* EXTRACTED MATERIAL
-------------------------

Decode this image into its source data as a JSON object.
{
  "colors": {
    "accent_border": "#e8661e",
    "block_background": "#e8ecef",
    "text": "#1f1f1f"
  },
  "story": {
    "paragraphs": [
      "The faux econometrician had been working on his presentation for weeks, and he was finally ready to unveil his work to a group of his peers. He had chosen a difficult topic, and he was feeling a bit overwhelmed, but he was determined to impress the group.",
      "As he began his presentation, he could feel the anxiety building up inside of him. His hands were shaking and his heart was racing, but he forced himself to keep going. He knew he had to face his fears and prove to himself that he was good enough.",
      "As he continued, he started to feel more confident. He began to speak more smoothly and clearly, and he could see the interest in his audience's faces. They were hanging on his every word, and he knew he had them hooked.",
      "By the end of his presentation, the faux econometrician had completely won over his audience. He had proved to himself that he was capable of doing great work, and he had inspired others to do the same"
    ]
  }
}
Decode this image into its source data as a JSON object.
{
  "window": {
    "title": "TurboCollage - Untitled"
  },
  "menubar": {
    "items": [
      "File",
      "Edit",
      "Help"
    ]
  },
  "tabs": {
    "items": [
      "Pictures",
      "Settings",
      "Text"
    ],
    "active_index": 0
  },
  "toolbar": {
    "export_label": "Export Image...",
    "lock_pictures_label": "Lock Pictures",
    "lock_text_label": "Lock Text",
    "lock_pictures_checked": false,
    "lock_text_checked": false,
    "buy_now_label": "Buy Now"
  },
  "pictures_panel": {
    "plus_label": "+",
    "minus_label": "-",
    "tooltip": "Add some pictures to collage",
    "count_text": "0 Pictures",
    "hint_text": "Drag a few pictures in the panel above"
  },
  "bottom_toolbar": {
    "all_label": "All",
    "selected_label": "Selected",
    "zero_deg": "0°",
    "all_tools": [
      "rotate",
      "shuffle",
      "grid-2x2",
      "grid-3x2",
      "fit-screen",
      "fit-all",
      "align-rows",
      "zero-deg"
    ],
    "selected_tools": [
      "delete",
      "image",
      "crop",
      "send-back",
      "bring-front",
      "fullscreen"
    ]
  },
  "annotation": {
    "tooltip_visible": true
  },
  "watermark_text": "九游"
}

-------------------------

* REQUIREMENT
Quote all the records exactly, please, leaving none out.

* TASK RESPONSE
Decode this image into its source data as a JSON object.
{
  "colors": {
    "accent_border": "#e8661e",
    "block_background": "#e8ecef",
    "text": "#1f1f1f"
  },
  "story": {
    "paragraphs": [
      "The faux econometrician had been working on his presentation for weeks, and he was finally ready to unveil his work to a group of his peers. He had chosen a difficult topic, and he was feeling a bit overwhelmed, but he was determined to impress the group.",
      "As he began his presentation, he could feel the anxiety building up inside of him. His hands were shaking and his heart was racing, but he forced himself to keep going. He knew he had to face his fears and prove to himself that he was good enough.",
      "As he continued, he started to feel more confident. He began to speak more smoothly and clearly, and he could see the interest in his audience's faces. They were hanging on his every word, and he knew he had them hooked.",
      "By the end of his presentation, the faux econometrician had completely won over his audience. He had proved to himself that he was capable of doing great work, and he had inspired others to do the same"
    ]
  }
}
Decode this image into its source data as a JSON object.
{
  "window": {
    "title": "TurboCollage - Untitled"
  },
  "menubar": {
    "items": [
      "File",
      "Edit",
      "Help"
    ]
  },
  "tabs": {
    "items": [
      "Pictures",
      "Settings",
      "Text"
    ],
    "active_index": 0
  },
  "toolbar": {
    "export_label": "Export Image...",
    "lock_pictures_label": "Lock Pictures",
    "lock_text_label": "Lock Text",
    "lock_pictures_checked": false,
    "lock_text_checked": false,
    "buy_now_label": "Buy Now"
  },
  "pictures_panel": {
    "plus_label": "+",
    "minus_label": "-",
    "tooltip": "Add some pictures to collage",
    "count_text": "0 Pictures",
    "hint_text": "Drag a few pictures in the panel above"
  },
  "bottom_toolbar": {
    "all_label": "All",
    "selected_label": "Selected",
    "zero_deg": "0°",
    "all_tools": [
      "rotate",
      "shuffle",
      "grid-2x2",
      "grid-3x2",
      "fit-screen",
      "fit-all",
      "align-rows",
      "zero-deg"
    ],
    "selected_tools": [
      "delete",
      "image",
      "crop",
      "send-back",
      "bring-front",
      "fullscreen"
    ]
  },
  "annotation": {
    "tooltip_visible": true
  },
  "watermark_text": "九游"
}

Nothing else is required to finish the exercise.